# Thread: if ra\equiv rb (mod m), then a\equiv b (mod \frac{m}{gcd(r,m)})

1. ## if ra\equiv rb (mod m), then a\equiv b (mod \frac{m}{gcd(r,m)})

if $ra\equiv rb \ (\text{mod} \ m)$, then $a\equiv b \ \left(\text{mod} \ \frac{m}{gcd(r,m)}\right)$

Let $d=gcd(r,m)$
Then $d|r \ \text{and} \ d|m$

$\Rightarrow ds=r \ \text{and} \ dt=m, \ \ st,\in\mathbb{Z}$

$t=\frac{m}{gcd(r,m)}$

$m|[r(a-b)]\Rightarrow t|[r(a-b)]$

How can show t and r are coprime so t|(a-b)?

2. ## Re: if ra\equiv rb (mod m), then a\equiv b (mod \frac{m}{gcd(r,m)})

Originally Posted by dwsmith
if $ra\equiv rb \ (\text{mod} \ m)$, then $a\equiv b \ \left(\text{mod} \ \frac{m}{gcd(r,m)}\right)$

Let $d=gcd(r,m)$
Then $d|r \ \text{and} \ d|m$

$\Rightarrow ds=r \ \text{and} \ dt=m, \ \ st,\in\mathbb{Z}$

$t=\frac{m}{gcd(r,m)}$

$m|[r(a-b)]\Rightarrow t|[r(a-b)]$

How can show t and r are coprime so t|(a-b)?

$d=gcs(r,m)$
$ra\equiv rb(\mod m)$
-----------------
$d=gcd(r,m)$

From the given we can write:

(1) $r(a-b)=ra-rb=lm$, for $k\in\mathbb{Z}$.

d=gcd(r,m), therefor there are exist $p,q$ co-prime. so that: $m=dp$, $r=dq$, we put these in (1), and we will get:

$q(a-b)=kp$

Hence, $p|q(a-b)$ and $gcd (p,q)=1$.

Recalling the Euclid's lemma we will get: $p|(a-b)$or $a\equiv b(\mod p)$ or:

$a\equiv b(\mod \frac{m}{d})$

Given information:
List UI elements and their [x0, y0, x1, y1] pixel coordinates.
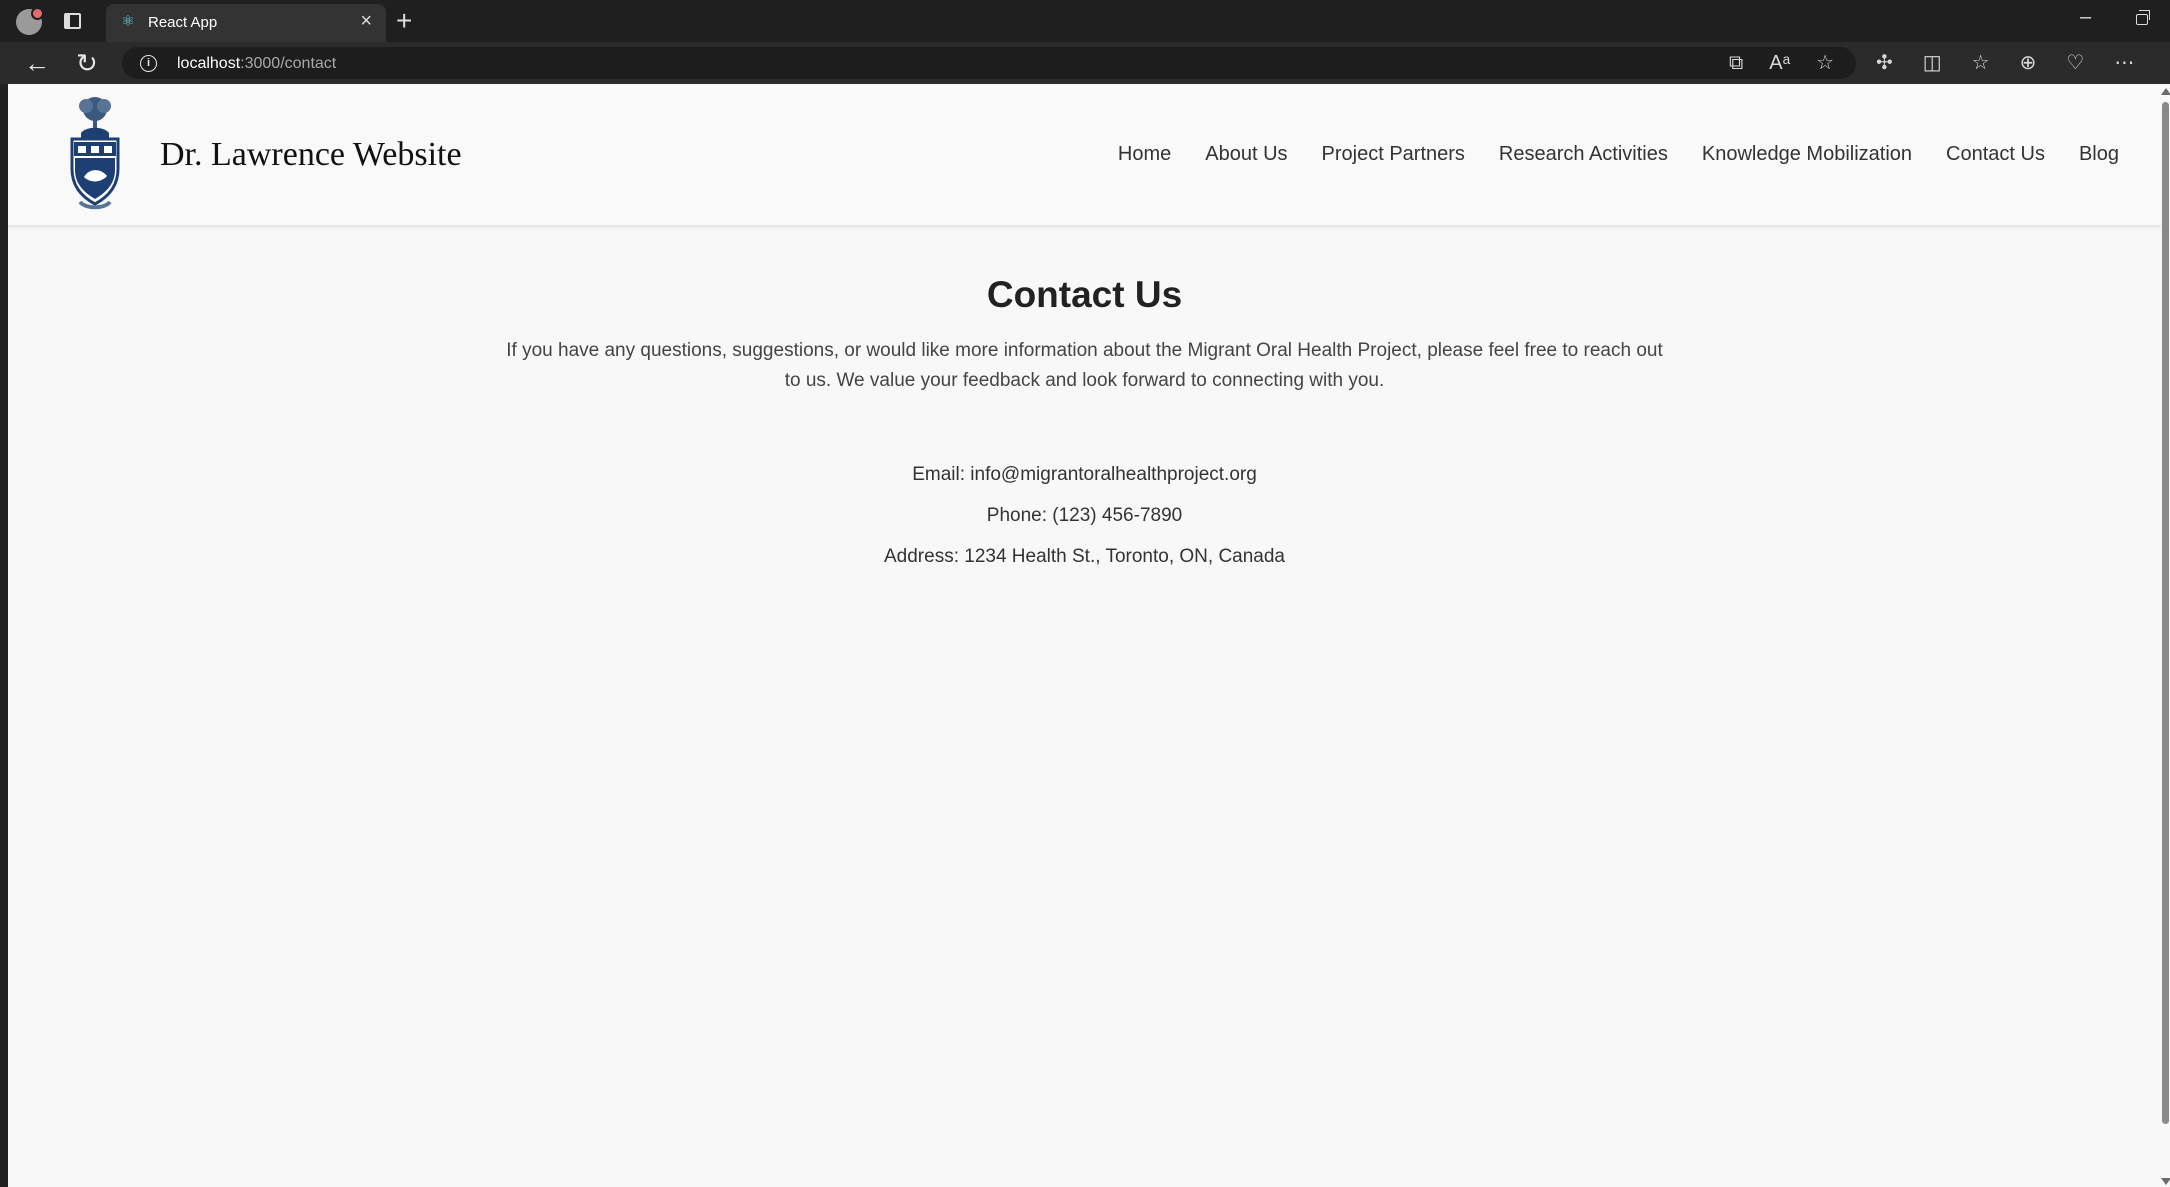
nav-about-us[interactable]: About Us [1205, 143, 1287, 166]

Required work:
1. Answer from the thread:
(a) In the opening post, what is t set equal to?
(b) Which lemma does the reply cite?
(c) According to the reply, what is gcd(p,q)?
2. Copy the stretch of the thread from "d=gcd(r,m), therefor there" through "and $gcd (p,q)=1$.", substituting "relatively prime" for "co-prime".
The listing above is separate material from the thread.

Worked solutions:
1.
(a) m/gcd(r,m)
(b) Euclid's lemma
(c) 1

2.
d=gcd(r,m), therefor there are exist $p,q$ relatively prime. so that: $m=dp$, $r=dq$, we put these in (1), and we will get:

$q(a-b)=kp$

Hence, $p|q(a-b)$ and $gcd (p,q)=1$.